[What is asked] Gather all lines with "values" from the records.

[Provided records]
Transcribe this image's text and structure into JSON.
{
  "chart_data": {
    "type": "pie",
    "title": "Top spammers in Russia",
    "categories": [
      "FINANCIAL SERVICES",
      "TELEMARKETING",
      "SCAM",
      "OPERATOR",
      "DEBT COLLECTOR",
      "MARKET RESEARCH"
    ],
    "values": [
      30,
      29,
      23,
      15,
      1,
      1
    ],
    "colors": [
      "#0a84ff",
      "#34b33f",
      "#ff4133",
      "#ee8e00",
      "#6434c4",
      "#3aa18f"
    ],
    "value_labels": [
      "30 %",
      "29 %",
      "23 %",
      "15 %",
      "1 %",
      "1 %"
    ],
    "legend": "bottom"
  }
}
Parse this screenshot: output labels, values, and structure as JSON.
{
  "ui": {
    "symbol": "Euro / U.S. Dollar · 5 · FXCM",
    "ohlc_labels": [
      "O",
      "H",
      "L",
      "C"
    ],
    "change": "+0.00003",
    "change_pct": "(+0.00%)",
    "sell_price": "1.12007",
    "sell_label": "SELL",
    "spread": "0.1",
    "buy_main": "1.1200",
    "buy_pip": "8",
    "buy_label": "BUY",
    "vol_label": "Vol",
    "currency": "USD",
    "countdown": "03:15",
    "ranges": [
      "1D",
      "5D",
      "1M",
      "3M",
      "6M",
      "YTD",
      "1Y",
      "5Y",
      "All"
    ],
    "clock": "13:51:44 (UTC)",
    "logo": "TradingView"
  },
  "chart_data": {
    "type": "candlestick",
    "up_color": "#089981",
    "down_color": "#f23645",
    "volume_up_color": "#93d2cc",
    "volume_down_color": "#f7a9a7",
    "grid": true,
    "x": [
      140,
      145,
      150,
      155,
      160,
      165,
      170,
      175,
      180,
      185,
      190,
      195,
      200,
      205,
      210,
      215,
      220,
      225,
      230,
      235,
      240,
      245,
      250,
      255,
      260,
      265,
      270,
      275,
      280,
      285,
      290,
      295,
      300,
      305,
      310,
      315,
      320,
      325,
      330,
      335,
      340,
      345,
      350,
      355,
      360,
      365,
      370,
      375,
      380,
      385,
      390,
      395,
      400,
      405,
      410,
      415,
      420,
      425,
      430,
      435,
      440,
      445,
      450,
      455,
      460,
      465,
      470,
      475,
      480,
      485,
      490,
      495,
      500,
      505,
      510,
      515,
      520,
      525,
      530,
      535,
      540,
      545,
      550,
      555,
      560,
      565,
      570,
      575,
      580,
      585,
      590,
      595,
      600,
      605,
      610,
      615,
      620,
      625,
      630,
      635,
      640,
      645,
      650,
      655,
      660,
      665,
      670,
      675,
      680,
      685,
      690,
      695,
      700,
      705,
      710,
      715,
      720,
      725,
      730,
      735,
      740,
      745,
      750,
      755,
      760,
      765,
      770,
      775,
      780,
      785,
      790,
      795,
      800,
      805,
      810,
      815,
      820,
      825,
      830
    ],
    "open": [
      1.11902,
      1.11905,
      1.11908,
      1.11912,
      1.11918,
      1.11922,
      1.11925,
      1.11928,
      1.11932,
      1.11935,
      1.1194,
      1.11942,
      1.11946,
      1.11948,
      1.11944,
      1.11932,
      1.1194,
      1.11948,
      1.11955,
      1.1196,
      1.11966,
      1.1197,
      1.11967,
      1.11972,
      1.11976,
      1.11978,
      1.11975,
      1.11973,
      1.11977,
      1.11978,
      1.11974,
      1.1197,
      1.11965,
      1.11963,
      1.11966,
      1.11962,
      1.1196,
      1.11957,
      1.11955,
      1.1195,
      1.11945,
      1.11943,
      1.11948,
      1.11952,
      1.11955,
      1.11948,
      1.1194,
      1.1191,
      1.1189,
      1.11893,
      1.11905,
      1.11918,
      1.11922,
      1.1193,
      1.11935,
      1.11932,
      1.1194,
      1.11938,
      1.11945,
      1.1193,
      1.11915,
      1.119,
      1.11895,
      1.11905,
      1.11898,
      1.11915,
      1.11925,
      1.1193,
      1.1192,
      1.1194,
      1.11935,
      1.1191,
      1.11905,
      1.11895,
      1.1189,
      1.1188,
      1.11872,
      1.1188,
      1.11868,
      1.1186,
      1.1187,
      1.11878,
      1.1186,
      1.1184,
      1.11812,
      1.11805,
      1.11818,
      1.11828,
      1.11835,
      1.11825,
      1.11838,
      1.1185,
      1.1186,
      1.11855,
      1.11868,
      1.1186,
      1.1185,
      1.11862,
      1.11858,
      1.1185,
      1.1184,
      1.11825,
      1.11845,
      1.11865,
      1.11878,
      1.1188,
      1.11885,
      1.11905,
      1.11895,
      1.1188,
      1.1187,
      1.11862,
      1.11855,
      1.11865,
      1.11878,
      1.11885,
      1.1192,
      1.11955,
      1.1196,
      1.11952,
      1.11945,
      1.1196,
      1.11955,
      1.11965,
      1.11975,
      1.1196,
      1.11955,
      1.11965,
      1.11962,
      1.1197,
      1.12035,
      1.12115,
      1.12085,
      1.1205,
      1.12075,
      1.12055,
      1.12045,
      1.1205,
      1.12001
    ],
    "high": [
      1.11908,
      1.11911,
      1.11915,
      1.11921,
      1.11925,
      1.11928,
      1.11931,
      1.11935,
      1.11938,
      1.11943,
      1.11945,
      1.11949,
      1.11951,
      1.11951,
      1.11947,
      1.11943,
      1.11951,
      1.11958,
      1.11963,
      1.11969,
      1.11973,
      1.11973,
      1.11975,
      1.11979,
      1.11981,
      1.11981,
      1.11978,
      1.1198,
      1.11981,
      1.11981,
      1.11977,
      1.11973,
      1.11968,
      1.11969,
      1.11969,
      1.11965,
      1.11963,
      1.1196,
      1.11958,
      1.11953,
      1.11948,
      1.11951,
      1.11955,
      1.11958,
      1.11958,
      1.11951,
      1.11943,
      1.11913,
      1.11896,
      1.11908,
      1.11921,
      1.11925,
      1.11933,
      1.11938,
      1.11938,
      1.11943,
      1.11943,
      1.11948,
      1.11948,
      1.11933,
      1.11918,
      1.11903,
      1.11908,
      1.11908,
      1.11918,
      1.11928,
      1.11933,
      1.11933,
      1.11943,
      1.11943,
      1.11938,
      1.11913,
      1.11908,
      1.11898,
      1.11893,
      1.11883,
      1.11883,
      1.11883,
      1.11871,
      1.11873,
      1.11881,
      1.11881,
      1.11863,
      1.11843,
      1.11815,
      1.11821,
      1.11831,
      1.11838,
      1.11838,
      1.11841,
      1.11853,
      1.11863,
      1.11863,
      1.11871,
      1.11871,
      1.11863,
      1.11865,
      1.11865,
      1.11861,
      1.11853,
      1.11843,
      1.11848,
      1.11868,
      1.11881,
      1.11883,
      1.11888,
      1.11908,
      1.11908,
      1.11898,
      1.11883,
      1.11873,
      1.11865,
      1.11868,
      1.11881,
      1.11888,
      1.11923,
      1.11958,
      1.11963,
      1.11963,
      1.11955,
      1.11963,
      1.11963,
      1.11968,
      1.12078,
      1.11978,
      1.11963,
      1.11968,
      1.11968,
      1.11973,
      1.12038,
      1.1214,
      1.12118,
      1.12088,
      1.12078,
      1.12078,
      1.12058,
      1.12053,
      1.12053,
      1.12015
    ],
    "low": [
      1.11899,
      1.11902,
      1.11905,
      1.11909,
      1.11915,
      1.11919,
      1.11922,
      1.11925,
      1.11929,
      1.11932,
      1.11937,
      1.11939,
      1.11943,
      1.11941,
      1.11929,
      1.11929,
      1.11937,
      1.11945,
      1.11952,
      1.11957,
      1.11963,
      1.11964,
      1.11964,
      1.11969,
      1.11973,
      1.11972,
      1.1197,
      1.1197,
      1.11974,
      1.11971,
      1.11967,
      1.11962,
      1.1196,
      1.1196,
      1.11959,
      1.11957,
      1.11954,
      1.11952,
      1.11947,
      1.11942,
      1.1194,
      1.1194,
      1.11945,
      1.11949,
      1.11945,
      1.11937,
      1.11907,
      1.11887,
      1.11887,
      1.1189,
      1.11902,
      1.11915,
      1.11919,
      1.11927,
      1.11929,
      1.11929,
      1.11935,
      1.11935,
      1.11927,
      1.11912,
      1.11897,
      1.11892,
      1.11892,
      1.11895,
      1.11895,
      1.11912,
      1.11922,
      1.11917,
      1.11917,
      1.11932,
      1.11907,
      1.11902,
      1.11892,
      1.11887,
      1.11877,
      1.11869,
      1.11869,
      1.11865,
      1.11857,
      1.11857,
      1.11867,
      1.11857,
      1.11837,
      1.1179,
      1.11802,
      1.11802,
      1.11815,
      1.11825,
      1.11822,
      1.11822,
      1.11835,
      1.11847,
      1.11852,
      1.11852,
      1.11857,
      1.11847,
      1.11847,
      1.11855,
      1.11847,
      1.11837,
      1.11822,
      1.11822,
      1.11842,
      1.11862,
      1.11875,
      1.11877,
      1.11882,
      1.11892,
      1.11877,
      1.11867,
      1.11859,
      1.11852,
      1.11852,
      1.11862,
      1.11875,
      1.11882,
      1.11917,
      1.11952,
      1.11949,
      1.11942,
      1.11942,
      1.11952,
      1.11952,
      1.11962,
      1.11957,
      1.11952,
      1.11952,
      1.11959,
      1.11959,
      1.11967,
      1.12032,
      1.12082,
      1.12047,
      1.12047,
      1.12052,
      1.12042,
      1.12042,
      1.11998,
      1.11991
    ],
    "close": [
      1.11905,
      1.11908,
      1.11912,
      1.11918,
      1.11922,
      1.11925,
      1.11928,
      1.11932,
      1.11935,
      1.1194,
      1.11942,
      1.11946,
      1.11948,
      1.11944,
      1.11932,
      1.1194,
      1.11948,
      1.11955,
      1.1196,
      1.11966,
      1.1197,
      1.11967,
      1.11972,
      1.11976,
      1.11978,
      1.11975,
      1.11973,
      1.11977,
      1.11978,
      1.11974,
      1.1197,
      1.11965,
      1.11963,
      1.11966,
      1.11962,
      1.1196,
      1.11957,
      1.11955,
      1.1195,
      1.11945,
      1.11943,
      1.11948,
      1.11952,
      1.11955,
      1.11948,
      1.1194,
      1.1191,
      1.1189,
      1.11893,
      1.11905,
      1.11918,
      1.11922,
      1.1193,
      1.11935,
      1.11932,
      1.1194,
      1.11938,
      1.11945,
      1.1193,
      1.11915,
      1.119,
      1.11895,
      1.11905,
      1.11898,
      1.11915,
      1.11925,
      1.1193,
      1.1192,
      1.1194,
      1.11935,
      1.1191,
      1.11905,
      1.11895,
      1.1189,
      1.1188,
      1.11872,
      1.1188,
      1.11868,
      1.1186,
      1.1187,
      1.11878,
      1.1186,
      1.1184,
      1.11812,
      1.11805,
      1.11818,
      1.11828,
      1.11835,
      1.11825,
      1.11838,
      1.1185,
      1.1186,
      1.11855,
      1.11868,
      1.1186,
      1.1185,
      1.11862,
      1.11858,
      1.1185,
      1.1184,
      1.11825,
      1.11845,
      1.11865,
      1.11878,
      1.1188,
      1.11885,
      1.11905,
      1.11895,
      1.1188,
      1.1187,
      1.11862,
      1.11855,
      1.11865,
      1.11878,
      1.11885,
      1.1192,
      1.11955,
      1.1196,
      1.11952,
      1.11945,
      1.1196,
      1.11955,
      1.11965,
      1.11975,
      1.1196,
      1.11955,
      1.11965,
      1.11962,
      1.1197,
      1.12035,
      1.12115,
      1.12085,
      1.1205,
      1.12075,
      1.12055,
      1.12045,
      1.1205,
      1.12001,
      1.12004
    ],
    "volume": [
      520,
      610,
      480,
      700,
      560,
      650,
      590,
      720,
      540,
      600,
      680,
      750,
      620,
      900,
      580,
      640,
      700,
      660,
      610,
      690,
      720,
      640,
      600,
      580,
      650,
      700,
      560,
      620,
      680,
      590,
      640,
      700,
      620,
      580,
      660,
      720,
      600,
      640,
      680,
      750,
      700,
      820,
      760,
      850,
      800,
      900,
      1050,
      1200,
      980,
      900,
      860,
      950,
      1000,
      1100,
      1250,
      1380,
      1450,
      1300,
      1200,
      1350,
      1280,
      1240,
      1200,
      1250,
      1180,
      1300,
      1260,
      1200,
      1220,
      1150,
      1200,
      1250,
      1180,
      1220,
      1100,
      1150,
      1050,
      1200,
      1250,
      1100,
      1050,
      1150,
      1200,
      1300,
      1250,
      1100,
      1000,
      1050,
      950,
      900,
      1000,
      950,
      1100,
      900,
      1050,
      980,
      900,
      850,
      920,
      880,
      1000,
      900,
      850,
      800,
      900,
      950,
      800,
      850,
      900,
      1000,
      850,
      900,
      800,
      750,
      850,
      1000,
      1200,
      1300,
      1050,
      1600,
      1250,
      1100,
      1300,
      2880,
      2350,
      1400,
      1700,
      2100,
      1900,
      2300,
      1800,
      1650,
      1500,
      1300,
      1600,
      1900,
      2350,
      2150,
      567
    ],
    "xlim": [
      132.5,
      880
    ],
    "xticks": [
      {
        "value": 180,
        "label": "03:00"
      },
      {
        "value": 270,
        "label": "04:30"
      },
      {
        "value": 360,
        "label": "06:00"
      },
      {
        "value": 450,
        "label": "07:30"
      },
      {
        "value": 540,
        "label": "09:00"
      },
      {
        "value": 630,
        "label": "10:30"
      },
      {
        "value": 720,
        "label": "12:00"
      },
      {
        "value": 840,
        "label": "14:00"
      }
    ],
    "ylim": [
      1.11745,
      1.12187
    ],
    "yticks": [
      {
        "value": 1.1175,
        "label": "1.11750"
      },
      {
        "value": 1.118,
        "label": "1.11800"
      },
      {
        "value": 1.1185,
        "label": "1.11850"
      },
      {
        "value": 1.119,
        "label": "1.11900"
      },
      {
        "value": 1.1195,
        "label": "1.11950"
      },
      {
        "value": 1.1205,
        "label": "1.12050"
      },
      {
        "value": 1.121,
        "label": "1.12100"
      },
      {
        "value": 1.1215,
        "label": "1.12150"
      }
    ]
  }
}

[Response to the exercise]
    "values": [
Parse this screenshot: output labels, values, and structure as JSON.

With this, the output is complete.